__Data entries__
-=-=-
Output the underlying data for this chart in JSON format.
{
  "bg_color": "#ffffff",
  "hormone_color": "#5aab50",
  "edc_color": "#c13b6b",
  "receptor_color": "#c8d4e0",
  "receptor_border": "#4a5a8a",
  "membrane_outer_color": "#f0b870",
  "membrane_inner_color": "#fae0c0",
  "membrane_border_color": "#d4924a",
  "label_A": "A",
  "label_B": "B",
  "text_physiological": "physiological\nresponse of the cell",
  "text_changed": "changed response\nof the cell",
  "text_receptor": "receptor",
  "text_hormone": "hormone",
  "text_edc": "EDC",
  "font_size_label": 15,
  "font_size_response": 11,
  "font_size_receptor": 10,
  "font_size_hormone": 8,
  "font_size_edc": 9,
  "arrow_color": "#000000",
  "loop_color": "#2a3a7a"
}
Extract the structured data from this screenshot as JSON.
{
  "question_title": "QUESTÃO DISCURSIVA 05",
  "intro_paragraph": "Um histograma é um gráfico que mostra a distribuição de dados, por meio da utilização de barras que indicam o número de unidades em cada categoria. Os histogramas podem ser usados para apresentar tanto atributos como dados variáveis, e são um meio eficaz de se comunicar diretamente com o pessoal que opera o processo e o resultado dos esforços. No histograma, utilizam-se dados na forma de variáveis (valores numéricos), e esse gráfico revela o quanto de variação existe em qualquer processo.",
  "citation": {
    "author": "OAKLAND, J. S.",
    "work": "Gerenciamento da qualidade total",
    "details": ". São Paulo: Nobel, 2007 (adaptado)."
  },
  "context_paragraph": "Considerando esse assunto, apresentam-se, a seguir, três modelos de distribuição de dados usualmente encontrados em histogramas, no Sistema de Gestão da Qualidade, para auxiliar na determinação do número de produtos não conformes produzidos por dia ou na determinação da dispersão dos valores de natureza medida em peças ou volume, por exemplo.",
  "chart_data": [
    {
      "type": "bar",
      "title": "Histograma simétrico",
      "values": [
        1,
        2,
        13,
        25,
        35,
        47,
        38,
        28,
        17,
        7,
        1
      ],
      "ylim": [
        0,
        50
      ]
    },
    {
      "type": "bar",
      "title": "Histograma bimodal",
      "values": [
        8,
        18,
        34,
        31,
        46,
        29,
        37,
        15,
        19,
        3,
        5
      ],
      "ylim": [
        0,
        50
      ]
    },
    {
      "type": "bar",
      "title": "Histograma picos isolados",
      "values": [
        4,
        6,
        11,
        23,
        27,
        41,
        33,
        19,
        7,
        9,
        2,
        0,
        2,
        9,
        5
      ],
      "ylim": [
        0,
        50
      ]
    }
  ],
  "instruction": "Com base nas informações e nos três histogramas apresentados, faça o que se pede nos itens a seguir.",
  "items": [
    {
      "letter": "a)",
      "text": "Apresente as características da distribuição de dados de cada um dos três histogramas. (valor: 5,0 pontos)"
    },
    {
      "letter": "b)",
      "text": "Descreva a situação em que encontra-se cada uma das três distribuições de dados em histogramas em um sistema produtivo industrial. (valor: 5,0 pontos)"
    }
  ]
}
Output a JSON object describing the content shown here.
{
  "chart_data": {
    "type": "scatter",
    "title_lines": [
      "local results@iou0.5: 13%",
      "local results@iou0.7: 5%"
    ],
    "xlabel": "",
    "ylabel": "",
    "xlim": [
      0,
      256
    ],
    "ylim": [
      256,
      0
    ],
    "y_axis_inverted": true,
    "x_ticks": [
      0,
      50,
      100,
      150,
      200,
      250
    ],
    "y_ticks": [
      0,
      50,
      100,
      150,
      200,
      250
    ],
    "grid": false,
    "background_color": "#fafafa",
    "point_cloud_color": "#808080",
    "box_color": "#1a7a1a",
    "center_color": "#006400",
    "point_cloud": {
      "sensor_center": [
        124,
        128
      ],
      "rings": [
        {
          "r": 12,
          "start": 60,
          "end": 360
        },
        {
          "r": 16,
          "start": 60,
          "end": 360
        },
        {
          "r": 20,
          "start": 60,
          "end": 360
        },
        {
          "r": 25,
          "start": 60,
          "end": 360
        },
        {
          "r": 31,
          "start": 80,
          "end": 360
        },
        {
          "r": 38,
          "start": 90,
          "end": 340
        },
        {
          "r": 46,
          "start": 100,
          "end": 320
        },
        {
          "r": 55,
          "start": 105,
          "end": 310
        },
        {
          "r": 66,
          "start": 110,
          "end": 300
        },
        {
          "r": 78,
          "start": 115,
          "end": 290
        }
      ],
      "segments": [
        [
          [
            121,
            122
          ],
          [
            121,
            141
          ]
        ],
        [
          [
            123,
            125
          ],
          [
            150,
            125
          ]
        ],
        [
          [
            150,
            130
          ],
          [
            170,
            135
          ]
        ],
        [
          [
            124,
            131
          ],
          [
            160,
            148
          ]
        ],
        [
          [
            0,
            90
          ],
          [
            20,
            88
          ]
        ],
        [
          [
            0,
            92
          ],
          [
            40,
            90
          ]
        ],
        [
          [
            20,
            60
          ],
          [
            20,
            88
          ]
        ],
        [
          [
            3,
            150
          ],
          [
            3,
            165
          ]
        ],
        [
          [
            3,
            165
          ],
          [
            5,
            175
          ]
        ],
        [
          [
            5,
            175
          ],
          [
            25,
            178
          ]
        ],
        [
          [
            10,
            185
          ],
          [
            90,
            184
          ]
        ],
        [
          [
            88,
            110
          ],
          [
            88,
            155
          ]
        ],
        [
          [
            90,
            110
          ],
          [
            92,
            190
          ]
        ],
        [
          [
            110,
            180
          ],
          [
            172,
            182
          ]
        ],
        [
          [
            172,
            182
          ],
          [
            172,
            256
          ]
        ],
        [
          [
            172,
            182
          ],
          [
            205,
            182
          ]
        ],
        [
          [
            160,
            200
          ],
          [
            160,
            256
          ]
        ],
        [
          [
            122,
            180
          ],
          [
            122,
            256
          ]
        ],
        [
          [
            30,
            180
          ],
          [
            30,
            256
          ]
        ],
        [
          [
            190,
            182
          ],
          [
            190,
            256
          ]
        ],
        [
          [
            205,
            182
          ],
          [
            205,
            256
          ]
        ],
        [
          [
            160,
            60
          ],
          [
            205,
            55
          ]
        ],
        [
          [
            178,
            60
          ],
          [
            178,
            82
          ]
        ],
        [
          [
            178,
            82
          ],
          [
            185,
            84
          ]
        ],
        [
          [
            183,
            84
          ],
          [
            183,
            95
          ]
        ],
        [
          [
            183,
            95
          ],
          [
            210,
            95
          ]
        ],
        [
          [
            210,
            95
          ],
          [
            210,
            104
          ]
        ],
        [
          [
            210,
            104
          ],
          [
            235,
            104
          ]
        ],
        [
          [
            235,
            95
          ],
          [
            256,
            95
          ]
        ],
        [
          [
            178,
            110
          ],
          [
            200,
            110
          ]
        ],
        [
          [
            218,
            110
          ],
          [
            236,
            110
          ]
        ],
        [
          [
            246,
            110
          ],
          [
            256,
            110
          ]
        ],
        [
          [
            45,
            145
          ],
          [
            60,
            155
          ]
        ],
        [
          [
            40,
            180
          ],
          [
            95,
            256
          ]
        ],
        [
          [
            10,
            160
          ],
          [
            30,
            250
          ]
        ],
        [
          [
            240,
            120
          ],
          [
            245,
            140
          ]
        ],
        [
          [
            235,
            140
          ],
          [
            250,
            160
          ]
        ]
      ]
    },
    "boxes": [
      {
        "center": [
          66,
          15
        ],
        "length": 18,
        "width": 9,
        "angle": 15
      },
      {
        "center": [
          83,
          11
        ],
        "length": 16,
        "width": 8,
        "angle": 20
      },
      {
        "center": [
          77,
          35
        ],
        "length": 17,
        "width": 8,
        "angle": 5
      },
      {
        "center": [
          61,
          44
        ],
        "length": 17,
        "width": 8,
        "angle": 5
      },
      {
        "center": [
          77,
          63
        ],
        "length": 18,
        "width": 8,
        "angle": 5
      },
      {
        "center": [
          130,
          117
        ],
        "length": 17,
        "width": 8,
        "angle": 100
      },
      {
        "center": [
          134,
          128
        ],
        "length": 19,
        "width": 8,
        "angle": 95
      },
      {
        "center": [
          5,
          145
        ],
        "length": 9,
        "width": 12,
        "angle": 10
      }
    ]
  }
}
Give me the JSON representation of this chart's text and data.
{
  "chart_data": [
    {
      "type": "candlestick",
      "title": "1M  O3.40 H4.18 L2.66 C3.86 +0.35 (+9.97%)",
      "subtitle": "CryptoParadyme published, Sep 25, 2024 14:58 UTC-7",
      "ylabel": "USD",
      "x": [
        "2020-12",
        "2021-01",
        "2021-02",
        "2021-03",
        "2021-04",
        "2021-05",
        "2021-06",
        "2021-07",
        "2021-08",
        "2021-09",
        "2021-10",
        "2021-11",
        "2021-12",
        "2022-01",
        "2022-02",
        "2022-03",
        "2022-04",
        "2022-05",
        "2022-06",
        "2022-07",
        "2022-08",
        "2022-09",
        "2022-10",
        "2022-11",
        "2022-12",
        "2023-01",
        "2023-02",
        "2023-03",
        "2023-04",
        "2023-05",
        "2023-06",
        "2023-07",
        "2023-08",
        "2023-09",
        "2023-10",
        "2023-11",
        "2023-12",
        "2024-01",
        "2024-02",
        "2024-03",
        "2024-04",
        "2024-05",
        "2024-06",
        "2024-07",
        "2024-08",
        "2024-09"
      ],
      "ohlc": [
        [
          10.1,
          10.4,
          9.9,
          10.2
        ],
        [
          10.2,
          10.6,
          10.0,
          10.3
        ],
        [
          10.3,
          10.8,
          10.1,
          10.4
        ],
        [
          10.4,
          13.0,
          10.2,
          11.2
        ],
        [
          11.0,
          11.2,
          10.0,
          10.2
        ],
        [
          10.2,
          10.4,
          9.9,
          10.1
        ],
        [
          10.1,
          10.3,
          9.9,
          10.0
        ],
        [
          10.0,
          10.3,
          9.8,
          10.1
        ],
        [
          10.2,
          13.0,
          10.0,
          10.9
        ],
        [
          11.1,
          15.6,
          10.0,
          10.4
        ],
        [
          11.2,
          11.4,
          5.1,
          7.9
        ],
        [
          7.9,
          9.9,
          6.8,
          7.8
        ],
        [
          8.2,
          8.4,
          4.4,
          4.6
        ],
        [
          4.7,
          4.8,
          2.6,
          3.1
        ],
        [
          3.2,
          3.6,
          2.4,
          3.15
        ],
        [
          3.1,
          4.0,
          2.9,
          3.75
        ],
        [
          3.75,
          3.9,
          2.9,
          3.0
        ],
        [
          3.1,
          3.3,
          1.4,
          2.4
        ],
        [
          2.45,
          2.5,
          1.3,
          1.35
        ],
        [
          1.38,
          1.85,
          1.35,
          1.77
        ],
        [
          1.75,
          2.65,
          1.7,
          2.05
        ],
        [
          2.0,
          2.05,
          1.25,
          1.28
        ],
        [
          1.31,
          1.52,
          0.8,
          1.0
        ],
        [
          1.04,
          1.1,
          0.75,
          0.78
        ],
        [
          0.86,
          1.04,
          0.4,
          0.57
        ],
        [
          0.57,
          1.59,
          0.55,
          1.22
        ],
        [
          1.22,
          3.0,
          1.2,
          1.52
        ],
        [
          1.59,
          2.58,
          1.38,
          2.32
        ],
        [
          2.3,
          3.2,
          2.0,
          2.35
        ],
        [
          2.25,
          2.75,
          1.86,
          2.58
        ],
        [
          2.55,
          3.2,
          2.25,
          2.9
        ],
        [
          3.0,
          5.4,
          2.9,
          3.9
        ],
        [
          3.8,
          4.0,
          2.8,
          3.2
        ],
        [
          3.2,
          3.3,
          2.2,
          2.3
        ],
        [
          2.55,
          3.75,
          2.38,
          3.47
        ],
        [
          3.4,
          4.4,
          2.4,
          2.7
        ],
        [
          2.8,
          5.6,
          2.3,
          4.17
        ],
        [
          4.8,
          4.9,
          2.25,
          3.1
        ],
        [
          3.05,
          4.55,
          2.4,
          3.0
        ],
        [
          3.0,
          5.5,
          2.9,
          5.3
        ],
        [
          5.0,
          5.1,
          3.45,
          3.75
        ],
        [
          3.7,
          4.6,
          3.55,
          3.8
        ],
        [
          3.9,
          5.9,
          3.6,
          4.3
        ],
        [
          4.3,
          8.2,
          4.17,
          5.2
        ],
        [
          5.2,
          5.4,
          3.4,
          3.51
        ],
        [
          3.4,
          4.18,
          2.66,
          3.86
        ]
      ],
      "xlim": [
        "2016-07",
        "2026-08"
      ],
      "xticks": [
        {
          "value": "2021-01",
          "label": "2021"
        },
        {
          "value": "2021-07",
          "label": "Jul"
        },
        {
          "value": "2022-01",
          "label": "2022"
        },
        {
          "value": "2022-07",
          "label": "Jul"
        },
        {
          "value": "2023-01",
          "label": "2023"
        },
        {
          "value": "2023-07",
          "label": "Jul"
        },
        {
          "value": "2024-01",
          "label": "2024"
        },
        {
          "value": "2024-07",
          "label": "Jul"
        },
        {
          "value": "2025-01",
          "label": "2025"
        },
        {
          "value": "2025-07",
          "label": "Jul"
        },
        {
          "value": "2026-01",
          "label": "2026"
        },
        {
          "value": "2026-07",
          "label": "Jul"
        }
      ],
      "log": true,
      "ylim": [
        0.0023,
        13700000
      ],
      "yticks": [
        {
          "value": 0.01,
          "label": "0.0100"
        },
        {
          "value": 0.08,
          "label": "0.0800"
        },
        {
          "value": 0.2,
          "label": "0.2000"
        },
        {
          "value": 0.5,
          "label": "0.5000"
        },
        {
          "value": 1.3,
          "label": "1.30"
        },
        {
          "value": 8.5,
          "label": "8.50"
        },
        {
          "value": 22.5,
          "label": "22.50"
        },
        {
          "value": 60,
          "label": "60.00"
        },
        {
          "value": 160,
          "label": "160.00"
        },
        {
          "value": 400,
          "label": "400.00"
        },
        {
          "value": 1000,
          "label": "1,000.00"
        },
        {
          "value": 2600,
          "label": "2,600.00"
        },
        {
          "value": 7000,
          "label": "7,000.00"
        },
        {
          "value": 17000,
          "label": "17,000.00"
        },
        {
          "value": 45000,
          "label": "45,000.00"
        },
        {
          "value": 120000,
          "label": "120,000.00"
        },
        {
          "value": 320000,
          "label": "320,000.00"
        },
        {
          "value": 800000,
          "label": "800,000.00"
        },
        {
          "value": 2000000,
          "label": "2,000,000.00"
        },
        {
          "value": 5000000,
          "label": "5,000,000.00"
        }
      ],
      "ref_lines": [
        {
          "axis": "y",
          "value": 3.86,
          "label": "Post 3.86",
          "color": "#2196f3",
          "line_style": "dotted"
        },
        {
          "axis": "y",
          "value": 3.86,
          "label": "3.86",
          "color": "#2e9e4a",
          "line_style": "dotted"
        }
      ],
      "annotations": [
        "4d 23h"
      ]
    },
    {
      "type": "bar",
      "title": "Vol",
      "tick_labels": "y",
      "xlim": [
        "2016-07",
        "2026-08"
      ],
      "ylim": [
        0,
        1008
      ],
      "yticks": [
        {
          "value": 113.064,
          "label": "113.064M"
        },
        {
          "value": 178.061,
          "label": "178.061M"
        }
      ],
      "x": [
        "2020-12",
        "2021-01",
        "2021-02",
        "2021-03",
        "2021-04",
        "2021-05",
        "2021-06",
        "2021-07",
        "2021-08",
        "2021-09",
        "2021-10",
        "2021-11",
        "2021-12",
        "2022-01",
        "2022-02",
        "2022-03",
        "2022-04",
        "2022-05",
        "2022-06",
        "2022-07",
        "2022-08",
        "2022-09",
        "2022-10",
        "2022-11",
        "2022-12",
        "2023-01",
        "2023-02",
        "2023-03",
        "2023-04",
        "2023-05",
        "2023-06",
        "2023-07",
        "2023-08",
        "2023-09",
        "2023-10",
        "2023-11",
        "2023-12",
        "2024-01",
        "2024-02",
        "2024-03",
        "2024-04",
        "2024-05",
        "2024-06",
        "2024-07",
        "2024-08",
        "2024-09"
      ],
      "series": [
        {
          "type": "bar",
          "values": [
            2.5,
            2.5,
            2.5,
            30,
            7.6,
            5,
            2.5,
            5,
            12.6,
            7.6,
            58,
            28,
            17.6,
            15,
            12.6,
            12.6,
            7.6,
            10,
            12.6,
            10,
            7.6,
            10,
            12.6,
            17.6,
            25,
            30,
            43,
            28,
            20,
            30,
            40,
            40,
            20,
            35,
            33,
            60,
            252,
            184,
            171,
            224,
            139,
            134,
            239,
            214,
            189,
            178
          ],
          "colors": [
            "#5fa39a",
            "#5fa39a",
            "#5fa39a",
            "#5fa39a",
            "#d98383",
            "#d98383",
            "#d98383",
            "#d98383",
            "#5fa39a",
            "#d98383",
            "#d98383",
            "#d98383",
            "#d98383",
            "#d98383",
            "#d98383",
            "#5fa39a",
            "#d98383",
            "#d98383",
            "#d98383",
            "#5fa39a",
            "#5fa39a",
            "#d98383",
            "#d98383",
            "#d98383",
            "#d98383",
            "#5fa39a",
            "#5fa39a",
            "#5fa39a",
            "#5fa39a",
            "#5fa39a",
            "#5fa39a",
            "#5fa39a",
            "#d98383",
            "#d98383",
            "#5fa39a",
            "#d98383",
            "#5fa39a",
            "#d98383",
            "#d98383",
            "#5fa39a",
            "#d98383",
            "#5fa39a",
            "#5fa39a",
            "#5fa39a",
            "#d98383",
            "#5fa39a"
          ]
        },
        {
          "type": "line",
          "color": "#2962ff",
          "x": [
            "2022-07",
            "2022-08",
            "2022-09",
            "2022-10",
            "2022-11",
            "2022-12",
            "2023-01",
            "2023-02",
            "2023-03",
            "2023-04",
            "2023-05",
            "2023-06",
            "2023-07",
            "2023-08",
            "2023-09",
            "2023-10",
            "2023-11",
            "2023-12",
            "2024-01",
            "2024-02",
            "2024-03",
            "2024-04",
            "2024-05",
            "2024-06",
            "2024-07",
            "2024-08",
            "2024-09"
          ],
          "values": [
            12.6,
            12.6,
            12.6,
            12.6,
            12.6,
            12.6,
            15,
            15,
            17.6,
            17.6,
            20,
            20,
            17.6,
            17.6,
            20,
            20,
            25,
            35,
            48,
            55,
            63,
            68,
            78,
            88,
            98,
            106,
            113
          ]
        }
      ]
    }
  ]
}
-=-=-
__Exercise goal__
Tally up the lines holding the string "seguir" in this listing, and report the total alone.

__Task output__
2